What the exercise asks >>
Select all lines in the records that include "minst".

Records shown >>
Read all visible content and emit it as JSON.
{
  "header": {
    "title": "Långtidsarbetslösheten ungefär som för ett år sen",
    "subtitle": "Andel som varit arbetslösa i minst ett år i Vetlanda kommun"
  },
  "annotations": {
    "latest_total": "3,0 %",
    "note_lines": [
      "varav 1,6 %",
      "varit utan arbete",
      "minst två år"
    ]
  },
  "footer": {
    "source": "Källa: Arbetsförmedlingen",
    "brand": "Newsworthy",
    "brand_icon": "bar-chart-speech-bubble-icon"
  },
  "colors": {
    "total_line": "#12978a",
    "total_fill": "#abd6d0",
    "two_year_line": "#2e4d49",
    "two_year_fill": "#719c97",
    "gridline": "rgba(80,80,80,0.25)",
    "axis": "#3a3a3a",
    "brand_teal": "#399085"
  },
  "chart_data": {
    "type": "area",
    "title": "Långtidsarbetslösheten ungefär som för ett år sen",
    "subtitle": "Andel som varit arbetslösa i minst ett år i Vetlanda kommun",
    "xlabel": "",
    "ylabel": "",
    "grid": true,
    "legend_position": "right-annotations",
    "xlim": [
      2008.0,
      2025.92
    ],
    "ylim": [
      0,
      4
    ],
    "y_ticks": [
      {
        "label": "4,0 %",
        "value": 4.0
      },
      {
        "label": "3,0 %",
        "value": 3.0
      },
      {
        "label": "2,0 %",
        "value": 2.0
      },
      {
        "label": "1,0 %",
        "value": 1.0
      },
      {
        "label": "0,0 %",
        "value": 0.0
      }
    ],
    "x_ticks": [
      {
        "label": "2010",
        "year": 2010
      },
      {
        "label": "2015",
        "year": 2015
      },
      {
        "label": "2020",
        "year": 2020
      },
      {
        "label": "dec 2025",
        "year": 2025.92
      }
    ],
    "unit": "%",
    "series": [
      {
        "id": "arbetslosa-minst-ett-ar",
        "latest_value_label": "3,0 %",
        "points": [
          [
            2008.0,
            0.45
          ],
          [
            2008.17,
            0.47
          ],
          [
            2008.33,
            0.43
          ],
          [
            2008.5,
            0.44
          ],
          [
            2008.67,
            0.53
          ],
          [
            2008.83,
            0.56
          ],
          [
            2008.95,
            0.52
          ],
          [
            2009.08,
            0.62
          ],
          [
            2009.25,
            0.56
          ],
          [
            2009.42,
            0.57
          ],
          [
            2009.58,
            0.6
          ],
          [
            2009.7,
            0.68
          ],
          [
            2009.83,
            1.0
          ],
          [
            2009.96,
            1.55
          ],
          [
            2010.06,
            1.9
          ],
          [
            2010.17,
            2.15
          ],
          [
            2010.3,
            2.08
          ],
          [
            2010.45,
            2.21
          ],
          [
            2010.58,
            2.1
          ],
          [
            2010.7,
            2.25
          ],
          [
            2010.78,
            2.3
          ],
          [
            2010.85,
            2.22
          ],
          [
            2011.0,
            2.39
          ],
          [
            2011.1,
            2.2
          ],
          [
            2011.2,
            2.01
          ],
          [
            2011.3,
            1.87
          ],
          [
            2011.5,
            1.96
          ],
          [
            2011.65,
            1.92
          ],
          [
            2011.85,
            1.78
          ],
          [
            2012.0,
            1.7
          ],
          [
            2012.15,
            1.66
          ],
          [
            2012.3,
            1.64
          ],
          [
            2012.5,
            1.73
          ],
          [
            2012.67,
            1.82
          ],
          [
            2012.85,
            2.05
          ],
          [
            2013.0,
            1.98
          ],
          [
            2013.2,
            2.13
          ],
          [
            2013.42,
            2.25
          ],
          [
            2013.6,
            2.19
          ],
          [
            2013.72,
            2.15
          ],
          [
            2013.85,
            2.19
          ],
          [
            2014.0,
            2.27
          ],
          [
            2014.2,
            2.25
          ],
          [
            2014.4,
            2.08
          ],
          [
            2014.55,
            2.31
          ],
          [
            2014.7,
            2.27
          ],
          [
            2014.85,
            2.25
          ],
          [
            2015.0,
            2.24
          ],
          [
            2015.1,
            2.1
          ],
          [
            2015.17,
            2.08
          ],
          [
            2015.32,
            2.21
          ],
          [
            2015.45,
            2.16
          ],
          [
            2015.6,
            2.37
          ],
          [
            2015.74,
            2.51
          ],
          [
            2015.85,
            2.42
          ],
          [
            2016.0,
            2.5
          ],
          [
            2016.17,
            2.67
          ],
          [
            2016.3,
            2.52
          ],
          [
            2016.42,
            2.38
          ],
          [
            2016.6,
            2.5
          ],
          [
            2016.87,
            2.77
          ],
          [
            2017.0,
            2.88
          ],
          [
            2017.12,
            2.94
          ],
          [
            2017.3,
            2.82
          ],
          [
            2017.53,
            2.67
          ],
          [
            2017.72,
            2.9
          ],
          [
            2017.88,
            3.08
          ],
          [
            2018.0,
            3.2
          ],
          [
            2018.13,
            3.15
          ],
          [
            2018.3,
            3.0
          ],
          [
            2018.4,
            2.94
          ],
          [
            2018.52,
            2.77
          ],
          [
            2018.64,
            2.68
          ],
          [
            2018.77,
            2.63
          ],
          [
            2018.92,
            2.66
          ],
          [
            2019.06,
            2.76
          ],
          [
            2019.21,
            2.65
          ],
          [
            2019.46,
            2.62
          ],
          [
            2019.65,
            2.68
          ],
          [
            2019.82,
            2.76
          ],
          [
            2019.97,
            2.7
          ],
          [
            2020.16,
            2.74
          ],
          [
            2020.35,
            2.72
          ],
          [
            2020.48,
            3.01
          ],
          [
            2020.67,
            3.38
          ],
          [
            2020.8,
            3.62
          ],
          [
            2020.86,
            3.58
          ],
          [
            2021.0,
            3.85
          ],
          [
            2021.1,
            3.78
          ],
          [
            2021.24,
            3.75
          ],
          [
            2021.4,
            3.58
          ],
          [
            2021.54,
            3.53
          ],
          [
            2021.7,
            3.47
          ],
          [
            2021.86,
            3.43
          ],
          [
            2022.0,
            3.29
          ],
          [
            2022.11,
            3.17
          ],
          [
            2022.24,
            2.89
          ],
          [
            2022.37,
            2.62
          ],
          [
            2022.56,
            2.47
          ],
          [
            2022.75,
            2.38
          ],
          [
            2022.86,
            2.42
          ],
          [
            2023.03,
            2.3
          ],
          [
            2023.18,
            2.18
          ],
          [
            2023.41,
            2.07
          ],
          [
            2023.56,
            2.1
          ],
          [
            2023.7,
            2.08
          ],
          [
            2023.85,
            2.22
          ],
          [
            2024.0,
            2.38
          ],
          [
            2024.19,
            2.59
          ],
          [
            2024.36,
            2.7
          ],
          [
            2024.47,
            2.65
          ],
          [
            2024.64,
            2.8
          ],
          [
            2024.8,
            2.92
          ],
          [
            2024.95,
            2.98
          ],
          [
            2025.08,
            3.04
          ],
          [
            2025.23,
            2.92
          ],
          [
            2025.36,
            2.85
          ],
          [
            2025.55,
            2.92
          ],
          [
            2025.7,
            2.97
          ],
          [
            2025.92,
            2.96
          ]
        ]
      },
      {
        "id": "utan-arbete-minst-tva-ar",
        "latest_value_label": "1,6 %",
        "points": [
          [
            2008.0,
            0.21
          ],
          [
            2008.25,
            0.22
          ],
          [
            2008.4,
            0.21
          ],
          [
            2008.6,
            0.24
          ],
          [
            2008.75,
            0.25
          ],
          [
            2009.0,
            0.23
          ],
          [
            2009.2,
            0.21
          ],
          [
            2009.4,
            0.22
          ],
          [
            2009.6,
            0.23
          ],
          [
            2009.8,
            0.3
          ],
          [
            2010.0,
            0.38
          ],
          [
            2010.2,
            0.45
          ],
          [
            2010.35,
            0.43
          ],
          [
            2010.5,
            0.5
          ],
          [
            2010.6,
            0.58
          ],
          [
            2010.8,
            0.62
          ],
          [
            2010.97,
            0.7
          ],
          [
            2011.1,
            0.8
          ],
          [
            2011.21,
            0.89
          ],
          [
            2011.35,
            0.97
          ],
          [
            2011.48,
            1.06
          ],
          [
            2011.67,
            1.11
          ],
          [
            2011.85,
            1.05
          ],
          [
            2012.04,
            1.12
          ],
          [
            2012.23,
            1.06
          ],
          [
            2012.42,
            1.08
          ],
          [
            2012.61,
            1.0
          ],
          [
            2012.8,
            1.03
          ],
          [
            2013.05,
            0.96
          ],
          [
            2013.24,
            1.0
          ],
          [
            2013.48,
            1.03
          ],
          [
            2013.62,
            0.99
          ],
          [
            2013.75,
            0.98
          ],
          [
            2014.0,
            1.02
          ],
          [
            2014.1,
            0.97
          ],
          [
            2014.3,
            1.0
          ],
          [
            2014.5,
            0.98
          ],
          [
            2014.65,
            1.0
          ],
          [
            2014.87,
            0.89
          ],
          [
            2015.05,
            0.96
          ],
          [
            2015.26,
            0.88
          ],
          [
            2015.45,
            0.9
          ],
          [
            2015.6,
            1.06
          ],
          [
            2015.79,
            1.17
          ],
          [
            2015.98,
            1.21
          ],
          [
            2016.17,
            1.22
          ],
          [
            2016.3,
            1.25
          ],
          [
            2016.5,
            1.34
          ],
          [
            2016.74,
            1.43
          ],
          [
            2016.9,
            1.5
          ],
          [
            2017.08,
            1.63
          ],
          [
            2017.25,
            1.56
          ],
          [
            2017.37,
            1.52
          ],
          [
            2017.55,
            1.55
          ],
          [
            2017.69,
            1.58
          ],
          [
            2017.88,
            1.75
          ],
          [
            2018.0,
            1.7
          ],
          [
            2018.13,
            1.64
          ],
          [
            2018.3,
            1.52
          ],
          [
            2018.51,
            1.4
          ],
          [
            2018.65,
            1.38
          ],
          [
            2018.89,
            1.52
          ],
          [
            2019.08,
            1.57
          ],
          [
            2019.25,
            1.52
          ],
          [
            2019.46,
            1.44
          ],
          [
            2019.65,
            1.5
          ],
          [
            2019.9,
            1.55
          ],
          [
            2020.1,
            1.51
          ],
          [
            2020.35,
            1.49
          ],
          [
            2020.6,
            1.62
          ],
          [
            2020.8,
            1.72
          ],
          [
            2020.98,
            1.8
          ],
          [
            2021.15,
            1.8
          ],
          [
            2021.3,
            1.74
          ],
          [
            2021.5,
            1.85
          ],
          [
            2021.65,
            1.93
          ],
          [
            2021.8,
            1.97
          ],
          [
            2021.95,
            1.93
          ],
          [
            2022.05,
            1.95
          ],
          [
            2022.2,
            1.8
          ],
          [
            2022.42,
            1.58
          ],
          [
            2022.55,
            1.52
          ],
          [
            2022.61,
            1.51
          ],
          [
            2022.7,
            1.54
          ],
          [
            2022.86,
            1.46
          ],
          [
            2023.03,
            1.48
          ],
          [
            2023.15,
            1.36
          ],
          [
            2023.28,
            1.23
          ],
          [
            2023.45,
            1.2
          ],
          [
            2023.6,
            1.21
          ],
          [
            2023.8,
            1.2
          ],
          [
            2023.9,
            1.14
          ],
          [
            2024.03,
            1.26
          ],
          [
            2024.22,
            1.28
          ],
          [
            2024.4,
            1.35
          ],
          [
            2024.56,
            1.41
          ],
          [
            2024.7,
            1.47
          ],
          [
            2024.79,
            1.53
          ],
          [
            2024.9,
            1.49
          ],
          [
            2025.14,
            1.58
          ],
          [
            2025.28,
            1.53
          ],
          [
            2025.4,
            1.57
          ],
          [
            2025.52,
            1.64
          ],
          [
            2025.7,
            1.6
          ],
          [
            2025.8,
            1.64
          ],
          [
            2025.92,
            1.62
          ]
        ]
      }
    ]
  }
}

Written answer >>
    "subtitle": "Andel som varit arbetslösa i minst ett år i Vetlanda kommun"
      "minst två år"
    "subtitle": "Andel som varit arbetslösa i minst ett år i Vetlanda kommun",
        "id": "arbetslosa-minst-ett-ar",
        "id": "utan-arbete-minst-tva-ar",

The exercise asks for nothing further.